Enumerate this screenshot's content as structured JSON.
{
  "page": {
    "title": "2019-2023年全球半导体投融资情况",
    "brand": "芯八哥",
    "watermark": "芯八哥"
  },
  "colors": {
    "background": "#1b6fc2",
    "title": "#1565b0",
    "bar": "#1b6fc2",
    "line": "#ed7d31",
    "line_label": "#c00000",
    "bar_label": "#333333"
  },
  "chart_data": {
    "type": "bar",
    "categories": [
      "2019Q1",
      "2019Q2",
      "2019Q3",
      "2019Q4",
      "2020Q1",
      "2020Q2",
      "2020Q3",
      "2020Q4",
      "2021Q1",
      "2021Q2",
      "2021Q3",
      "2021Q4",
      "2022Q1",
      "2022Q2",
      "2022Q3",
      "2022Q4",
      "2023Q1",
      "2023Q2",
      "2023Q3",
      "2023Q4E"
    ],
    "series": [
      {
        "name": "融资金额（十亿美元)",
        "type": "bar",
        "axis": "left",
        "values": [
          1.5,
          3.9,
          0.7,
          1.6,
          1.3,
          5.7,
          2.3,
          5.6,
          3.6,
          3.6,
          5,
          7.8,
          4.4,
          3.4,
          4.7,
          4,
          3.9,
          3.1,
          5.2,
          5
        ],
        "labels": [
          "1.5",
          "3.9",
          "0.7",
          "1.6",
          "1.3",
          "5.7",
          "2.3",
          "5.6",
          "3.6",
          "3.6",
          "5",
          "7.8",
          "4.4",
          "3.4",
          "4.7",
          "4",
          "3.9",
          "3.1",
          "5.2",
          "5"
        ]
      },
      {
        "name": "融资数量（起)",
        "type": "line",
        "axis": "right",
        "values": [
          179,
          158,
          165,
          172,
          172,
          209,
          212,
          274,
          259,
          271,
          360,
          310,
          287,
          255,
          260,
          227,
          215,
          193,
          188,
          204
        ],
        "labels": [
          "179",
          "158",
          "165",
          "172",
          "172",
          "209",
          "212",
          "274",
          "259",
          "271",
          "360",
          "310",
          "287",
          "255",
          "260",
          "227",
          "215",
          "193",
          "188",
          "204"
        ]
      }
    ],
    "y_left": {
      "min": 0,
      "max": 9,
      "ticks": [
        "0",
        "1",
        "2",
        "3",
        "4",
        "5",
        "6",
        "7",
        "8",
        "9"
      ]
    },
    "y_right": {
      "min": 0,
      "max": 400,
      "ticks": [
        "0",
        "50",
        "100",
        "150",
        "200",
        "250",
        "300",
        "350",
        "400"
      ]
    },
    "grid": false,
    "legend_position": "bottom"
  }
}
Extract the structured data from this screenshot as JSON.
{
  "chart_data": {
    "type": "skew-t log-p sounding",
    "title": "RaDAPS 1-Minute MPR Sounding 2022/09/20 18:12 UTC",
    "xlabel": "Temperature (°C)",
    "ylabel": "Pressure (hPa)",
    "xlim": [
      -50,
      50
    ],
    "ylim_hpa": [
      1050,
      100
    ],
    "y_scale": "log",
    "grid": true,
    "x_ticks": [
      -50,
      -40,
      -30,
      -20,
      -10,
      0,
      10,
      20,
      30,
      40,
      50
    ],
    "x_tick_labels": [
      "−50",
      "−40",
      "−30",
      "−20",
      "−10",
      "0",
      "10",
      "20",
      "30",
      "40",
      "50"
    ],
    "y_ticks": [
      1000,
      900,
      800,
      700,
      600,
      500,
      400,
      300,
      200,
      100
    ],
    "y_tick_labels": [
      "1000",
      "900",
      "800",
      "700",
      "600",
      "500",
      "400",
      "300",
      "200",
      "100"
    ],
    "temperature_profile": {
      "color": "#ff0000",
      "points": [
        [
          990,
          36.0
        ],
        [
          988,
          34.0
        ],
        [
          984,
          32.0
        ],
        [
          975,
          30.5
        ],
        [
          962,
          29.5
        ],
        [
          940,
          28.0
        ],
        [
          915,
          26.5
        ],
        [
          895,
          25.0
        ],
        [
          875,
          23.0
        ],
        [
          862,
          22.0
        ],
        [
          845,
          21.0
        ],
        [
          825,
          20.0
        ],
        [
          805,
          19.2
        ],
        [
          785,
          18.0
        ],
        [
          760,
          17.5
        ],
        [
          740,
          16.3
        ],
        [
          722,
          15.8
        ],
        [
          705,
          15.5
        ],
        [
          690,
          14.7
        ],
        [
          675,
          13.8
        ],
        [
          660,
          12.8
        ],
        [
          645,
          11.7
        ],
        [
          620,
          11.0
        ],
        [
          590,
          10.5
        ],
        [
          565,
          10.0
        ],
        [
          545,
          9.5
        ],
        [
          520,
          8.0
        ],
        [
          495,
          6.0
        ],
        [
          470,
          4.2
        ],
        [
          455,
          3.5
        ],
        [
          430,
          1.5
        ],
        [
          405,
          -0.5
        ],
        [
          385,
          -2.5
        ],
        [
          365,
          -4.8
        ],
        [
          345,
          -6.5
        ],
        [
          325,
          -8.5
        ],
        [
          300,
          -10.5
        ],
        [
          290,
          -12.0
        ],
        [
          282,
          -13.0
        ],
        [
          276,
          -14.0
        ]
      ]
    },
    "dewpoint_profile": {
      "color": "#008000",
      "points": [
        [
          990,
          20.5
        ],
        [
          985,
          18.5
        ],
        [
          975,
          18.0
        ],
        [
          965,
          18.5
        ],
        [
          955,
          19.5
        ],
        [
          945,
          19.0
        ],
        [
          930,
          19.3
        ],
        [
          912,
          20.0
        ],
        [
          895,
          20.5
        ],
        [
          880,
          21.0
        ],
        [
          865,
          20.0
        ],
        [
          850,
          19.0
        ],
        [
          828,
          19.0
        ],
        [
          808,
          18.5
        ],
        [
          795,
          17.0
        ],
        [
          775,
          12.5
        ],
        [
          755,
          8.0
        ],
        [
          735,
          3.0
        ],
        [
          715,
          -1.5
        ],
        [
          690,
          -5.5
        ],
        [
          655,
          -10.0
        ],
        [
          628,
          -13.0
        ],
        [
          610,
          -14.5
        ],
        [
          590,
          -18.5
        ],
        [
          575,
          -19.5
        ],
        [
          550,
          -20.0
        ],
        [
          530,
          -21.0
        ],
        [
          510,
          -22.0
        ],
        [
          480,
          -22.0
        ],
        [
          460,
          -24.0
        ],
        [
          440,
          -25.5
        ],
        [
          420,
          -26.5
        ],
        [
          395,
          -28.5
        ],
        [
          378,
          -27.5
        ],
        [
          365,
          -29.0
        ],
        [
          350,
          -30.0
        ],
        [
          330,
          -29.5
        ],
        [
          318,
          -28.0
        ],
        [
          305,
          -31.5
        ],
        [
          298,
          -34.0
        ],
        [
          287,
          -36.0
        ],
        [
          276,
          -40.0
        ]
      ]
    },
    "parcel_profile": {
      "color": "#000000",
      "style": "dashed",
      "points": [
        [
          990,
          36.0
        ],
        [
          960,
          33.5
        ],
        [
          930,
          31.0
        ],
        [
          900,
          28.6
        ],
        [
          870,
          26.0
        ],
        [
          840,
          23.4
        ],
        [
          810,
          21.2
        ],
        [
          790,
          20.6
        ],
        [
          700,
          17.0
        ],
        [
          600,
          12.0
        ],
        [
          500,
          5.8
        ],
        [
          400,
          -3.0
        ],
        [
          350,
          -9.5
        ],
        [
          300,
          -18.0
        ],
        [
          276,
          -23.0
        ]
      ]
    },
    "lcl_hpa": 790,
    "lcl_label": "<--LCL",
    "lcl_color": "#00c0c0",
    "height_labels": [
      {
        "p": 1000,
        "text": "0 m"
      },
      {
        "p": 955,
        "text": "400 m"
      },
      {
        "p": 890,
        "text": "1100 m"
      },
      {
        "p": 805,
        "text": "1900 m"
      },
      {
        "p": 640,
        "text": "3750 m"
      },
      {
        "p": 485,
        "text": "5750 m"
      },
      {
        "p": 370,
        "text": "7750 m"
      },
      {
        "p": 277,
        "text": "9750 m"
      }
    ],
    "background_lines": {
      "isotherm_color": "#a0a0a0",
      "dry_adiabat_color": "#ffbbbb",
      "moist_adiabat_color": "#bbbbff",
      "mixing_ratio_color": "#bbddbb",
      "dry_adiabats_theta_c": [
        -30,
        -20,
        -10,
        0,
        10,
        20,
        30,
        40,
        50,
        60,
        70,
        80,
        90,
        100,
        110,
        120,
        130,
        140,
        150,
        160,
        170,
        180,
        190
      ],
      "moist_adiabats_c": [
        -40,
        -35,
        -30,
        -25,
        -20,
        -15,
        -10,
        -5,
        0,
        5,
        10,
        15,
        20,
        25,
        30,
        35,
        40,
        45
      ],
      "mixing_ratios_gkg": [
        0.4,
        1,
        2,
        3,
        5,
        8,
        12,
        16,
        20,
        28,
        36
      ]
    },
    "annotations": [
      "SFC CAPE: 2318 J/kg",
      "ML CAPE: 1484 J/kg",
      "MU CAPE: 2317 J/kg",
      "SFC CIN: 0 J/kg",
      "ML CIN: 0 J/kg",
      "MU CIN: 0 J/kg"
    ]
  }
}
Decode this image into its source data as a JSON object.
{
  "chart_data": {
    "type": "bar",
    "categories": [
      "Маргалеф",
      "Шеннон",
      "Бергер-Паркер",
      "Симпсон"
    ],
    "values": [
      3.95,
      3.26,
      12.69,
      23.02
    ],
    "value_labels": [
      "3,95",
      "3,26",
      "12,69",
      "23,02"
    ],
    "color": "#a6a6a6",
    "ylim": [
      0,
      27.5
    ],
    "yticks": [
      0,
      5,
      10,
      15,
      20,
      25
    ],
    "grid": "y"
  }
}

+ + + +

WHAT IS EXPECTED
Which lines hold the word "type"? Copy all of them.

WRITTEN SOLUTION
    "type": "bar",
        "type": "bar",
        "type": "line",
    "type": "skew-t log-p sounding",
    "type": "bar",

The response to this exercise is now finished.